PROVIDED DATA start

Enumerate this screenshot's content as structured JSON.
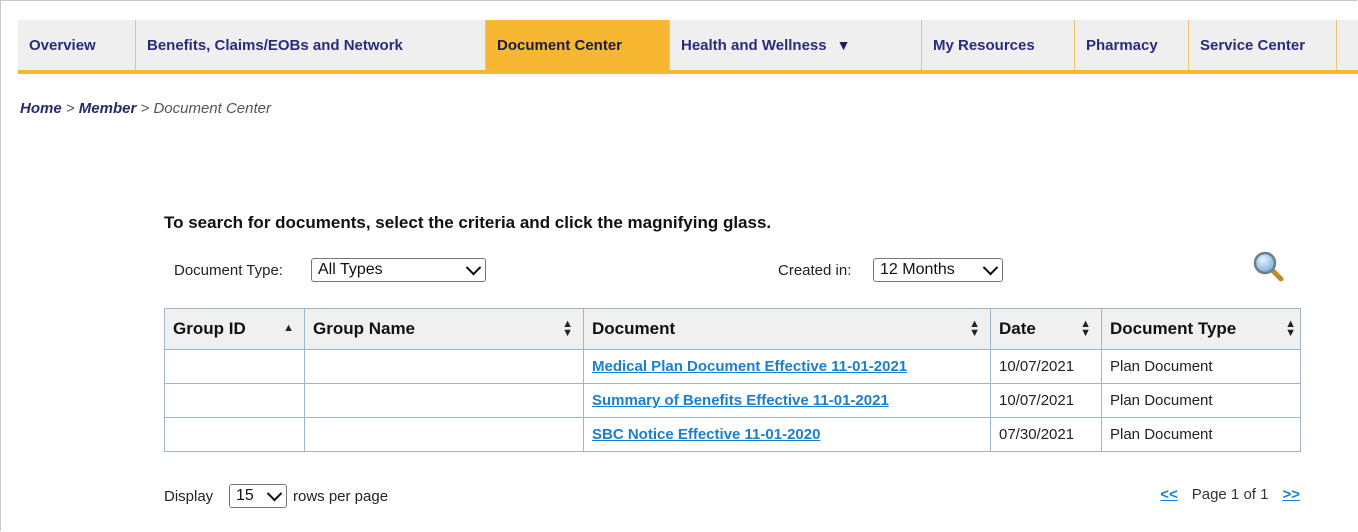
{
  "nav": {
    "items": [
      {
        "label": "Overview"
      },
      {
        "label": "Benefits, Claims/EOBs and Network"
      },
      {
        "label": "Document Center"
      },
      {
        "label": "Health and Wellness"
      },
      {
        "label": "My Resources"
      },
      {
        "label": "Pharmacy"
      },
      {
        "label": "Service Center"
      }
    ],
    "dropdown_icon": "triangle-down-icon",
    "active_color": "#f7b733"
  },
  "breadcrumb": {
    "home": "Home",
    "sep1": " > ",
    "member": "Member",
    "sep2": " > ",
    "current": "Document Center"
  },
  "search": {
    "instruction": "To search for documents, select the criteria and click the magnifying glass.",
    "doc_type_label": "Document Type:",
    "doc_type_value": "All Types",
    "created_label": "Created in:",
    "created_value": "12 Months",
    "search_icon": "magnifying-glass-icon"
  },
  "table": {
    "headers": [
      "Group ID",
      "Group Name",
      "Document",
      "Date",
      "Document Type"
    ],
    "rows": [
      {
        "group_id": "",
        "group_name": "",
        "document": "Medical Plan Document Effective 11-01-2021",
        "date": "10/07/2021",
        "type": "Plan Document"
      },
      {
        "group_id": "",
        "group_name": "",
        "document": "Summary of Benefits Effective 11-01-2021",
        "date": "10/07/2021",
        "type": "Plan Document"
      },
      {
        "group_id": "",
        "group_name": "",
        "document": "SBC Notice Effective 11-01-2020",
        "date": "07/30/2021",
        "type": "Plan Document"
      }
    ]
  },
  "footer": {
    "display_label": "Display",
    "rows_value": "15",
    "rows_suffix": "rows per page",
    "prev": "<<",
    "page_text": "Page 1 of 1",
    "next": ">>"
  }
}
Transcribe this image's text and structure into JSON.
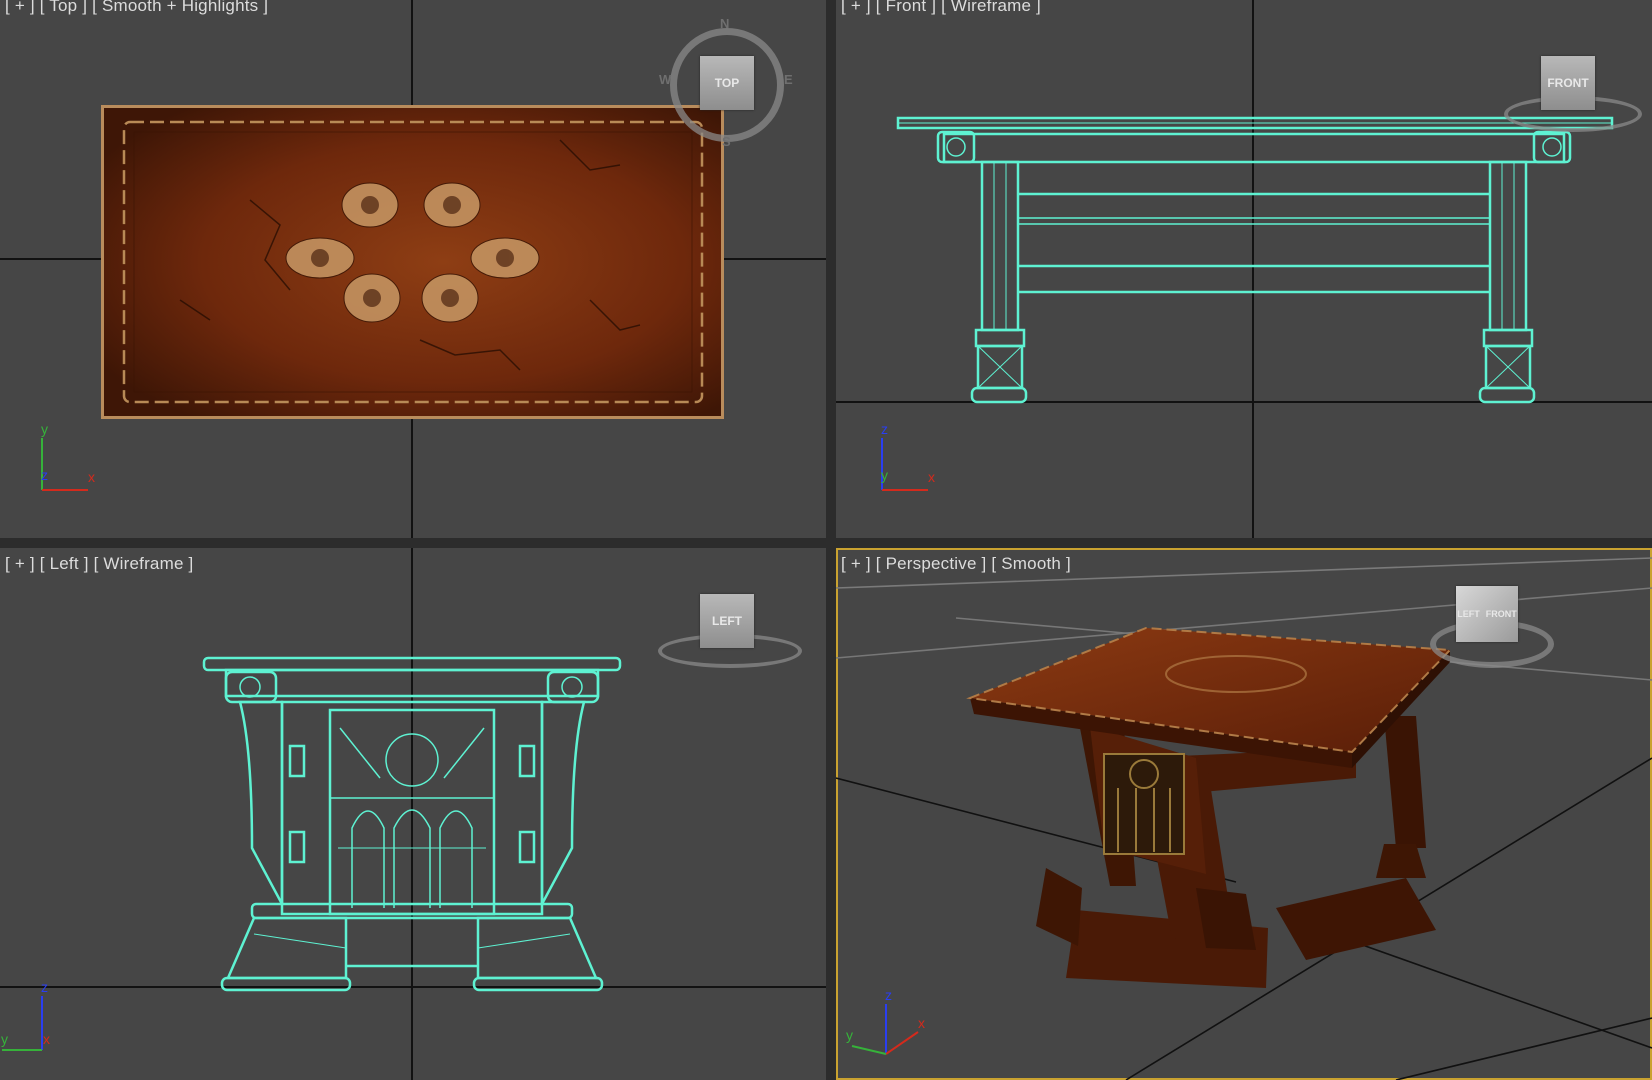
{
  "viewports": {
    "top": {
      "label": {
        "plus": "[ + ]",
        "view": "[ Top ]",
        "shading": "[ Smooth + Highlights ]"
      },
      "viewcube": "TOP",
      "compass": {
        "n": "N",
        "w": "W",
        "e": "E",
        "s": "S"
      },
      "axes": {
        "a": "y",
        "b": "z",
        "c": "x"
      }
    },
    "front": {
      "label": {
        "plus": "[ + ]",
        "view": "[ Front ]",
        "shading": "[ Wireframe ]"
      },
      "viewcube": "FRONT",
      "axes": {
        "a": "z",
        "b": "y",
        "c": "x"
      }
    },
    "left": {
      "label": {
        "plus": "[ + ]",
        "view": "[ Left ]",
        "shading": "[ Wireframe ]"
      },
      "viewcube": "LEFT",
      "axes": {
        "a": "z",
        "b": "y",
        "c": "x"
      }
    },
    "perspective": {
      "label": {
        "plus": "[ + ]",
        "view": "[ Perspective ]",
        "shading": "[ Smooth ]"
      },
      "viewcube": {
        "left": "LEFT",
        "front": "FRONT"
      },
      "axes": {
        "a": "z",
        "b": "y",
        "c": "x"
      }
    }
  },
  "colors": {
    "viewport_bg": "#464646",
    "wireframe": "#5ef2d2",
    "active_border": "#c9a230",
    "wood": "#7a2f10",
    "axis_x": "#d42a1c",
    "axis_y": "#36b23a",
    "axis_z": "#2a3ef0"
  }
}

PROVIDED DATA end
PROVIDED DATA start

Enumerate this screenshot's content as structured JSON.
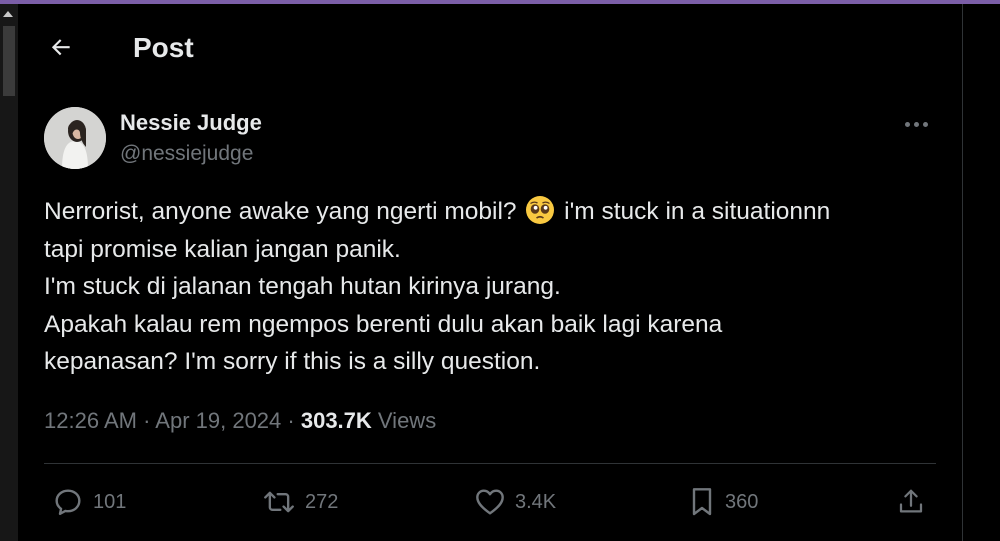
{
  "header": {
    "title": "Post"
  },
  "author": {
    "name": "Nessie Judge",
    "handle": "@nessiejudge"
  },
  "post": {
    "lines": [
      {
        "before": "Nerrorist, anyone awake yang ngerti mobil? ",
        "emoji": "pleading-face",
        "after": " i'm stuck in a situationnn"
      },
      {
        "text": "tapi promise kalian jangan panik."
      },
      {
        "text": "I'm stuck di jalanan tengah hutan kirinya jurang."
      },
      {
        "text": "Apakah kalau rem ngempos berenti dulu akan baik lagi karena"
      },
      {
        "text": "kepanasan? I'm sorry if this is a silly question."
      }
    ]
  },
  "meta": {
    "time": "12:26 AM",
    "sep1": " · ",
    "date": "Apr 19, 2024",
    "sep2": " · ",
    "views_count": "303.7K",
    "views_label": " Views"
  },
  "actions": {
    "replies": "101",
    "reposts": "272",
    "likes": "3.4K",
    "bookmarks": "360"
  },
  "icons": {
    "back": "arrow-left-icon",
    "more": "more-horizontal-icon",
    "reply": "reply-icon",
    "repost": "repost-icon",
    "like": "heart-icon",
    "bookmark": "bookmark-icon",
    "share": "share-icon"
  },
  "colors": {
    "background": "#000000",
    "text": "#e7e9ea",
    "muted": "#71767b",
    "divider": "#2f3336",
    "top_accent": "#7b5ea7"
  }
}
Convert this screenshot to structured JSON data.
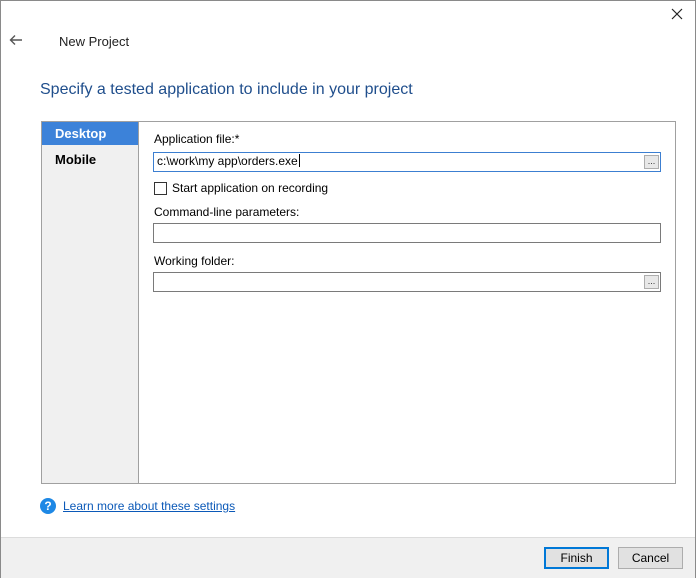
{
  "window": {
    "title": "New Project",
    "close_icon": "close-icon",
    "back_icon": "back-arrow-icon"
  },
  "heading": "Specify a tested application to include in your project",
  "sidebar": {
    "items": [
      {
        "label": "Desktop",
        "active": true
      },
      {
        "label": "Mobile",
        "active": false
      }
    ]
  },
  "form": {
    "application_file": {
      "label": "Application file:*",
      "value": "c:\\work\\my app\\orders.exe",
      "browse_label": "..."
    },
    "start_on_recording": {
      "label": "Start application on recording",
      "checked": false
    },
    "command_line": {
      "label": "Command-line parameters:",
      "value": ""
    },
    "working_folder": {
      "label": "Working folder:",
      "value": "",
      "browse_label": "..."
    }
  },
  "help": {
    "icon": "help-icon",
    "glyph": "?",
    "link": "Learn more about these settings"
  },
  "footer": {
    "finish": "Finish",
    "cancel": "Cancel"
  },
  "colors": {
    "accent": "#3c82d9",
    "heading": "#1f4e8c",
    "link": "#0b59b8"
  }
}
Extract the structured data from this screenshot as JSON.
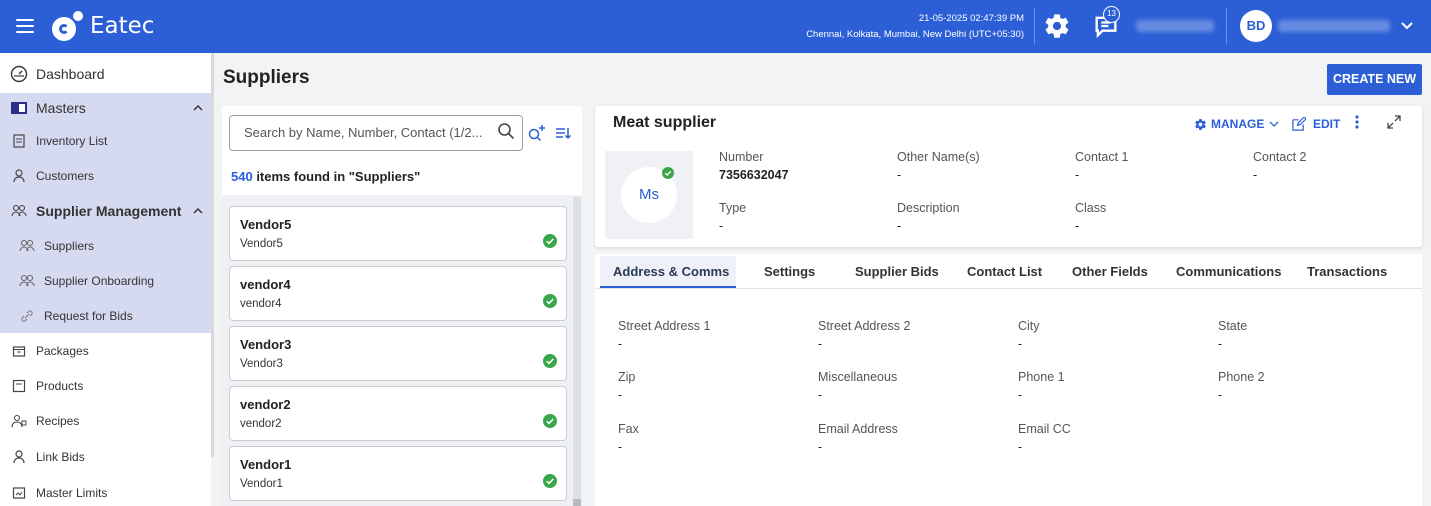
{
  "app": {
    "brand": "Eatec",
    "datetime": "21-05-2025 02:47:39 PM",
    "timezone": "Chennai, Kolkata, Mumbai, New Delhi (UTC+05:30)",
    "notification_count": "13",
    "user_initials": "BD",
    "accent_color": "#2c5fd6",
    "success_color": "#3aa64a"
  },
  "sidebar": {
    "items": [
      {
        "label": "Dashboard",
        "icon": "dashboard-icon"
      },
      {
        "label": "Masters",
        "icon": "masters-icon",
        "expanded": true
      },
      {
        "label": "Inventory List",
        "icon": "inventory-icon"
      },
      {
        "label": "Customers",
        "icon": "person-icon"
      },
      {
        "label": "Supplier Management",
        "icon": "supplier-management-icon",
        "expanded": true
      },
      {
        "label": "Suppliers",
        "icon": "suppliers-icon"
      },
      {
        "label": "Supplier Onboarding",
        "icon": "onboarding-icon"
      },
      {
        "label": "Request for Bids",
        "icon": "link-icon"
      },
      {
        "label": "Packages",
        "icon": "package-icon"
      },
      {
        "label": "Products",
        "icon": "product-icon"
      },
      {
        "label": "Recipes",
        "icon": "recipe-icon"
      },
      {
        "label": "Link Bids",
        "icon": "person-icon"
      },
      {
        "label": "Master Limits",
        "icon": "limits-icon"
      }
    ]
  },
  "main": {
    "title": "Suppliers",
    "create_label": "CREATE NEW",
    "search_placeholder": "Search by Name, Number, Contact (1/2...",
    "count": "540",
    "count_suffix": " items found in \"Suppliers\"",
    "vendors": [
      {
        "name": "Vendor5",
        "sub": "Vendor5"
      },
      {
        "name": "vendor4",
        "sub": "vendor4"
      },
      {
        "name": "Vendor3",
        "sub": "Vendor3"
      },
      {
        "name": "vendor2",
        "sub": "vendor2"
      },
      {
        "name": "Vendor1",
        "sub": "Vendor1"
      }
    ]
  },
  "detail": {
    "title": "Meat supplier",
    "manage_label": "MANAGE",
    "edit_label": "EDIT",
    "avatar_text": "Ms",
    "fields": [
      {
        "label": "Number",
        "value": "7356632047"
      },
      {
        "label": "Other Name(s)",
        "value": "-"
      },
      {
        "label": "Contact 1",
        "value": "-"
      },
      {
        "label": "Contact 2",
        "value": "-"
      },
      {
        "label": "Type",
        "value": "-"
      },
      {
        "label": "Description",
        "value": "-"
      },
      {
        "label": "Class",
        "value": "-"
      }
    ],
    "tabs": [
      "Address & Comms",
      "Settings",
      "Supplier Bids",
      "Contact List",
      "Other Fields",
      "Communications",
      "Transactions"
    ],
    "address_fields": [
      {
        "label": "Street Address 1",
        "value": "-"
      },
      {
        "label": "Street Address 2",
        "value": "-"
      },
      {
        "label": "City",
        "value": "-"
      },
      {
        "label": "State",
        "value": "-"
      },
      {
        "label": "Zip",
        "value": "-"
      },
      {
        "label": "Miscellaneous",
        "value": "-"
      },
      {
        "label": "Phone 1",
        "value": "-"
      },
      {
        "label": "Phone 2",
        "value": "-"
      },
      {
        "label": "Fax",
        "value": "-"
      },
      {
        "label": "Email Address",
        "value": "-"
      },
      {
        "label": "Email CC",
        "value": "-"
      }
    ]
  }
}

PROVIDED DATA end

TASK REQUIREMENTS: Review the preceding data and report every line that includes the string "stuck".

EXERCISE RESULT:
        "after": " i'm stuck in a situationnn"
        "text": "I'm stuck di jalanan tengah hutan kirinya jurang."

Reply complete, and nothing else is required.